→ **課題**
次の記録の行をすべて、一字も変えずに引用してください。画像は答えに入れないでください。

→ **データ一覧**
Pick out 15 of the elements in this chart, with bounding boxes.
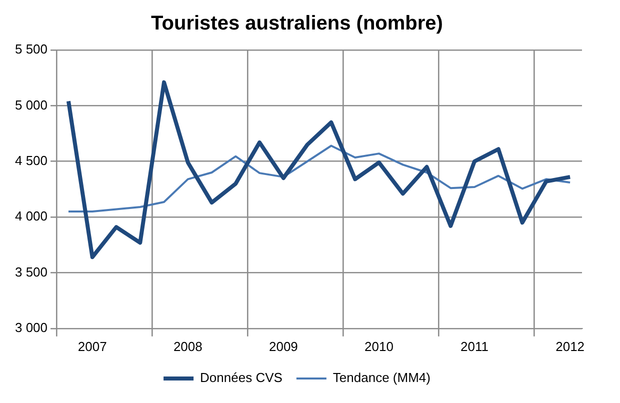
- y-tick-label: 3 500: [14, 264, 48, 280]
- y-tick-label: 5 000: [14, 97, 48, 112]
- y-tick-label: 3 000: [14, 320, 48, 335]
- legend-label: Tendance (MM4): [332, 370, 430, 386]
- chart-title: Touristes australiens (nombre): [151, 12, 443, 35]
- y-tick-label: 5 500: [14, 42, 48, 57]
- x-tick-label: 2011: [460, 338, 488, 354]
- x-tick-label: 2012: [556, 338, 585, 354]
- x-tick-label: 2008: [173, 338, 202, 354]
- x-tick-label: 2009: [268, 338, 298, 354]
- y-tick-label: 4 500: [14, 152, 48, 168]
- x-tick-label: 2007: [78, 338, 107, 354]
- legend-label: Données CVS: [200, 370, 283, 386]
- y-tick-label: 4 000: [14, 208, 48, 224]
- x-tick-label: 2010: [364, 338, 394, 354]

→ **解答例**
Pick out 15 of the elements in this chart, with bounding boxes.
- y-tick-label: 3 500: [14, 264, 48, 280]
- y-tick-label: 5 000: [14, 97, 48, 112]
- y-tick-label: 3 000: [14, 320, 48, 335]
- legend-label: Tendance (MM4): [332, 370, 430, 386]
- chart-title: Touristes australiens (nombre): [151, 12, 443, 35]
- y-tick-label: 5 500: [14, 42, 48, 57]
- x-tick-label: 2011: [460, 338, 488, 354]
- x-tick-label: 2012: [556, 338, 585, 354]
- x-tick-label: 2008: [173, 338, 202, 354]
- x-tick-label: 2009: [268, 338, 298, 354]
- y-tick-label: 4 500: [14, 152, 48, 168]
- x-tick-label: 2007: [78, 338, 107, 354]
- legend-label: Données CVS: [200, 370, 283, 386]
- y-tick-label: 4 000: [14, 208, 48, 224]
- x-tick-label: 2010: [364, 338, 394, 354]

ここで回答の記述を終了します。